-- Work to be completed --
Assemble all lines in which the string "your" appears.

-- Dataset extract --
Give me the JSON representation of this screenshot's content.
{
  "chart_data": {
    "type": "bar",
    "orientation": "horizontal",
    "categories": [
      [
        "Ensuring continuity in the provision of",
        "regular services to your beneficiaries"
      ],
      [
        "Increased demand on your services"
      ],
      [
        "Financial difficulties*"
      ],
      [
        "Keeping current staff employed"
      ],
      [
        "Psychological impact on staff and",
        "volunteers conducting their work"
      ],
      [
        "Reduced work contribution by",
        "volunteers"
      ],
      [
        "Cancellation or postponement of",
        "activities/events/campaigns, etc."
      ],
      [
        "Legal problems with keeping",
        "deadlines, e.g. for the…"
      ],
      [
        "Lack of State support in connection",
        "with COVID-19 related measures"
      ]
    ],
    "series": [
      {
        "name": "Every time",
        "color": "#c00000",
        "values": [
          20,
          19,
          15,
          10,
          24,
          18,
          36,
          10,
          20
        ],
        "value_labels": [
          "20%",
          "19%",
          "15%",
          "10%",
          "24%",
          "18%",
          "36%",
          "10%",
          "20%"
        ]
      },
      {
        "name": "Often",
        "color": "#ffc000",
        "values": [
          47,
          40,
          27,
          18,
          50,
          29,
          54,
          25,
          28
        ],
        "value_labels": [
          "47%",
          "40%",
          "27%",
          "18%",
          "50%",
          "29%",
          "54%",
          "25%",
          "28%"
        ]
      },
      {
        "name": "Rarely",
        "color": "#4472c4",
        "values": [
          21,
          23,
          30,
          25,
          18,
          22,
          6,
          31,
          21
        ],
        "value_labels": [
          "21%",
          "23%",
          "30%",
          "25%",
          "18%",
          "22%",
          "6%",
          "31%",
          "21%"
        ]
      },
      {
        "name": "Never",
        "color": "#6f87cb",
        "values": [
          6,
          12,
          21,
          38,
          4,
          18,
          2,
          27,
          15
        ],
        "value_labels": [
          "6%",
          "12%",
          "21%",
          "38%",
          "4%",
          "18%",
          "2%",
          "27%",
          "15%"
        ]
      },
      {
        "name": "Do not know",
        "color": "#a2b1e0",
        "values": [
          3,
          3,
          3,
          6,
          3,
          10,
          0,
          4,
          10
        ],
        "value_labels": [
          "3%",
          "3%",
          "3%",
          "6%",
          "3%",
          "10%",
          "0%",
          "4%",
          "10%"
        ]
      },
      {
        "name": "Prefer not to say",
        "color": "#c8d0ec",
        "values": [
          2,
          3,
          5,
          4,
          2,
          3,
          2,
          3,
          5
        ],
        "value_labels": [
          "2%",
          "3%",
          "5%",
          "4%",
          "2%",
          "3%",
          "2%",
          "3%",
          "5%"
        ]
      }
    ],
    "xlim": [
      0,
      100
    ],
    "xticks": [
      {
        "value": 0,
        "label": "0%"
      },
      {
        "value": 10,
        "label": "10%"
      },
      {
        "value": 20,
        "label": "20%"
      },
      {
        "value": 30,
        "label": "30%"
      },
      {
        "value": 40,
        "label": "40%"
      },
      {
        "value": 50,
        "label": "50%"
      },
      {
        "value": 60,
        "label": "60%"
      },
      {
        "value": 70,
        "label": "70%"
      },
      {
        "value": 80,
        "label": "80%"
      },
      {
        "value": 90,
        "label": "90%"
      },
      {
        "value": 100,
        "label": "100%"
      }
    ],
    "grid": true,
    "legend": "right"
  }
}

-- Solution to this problem --
        "regular services to your beneficiaries"
        "Increased demand on your services"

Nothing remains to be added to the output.